# Requirements
Note each line where "Комплект" appears, and copy it.
----
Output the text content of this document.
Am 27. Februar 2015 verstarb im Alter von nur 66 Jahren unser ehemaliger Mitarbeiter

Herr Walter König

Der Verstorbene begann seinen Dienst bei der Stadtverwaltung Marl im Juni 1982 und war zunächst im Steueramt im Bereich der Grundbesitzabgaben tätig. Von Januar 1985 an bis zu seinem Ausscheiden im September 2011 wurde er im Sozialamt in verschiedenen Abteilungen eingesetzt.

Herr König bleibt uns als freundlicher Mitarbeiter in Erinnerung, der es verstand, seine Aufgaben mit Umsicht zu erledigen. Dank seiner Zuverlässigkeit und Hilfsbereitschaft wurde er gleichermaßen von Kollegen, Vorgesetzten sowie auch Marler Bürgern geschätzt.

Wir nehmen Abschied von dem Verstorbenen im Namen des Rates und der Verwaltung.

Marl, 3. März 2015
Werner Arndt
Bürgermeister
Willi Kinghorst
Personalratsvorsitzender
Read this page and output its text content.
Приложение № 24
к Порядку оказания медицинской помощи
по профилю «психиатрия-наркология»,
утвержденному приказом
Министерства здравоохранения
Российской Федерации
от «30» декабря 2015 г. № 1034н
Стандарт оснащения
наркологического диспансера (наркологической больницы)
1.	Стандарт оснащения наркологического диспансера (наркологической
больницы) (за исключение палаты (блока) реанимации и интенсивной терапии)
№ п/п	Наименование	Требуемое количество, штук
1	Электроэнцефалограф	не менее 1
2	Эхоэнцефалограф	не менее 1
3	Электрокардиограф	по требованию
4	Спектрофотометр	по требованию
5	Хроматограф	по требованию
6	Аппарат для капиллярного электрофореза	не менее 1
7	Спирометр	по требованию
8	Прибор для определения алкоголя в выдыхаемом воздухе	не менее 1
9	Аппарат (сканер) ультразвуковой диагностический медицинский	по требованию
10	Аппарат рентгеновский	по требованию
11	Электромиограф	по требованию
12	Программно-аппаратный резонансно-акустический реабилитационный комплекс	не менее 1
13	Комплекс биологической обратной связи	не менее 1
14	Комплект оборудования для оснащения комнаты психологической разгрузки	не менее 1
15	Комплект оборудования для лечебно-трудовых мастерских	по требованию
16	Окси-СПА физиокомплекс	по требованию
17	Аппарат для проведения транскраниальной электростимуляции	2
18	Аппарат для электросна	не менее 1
----
# Answer in full
14	Комплект оборудования для оснащения комнаты психологической разгрузки	не менее 1
15	Комплект оборудования для лечебно-трудовых мастерских	по требованию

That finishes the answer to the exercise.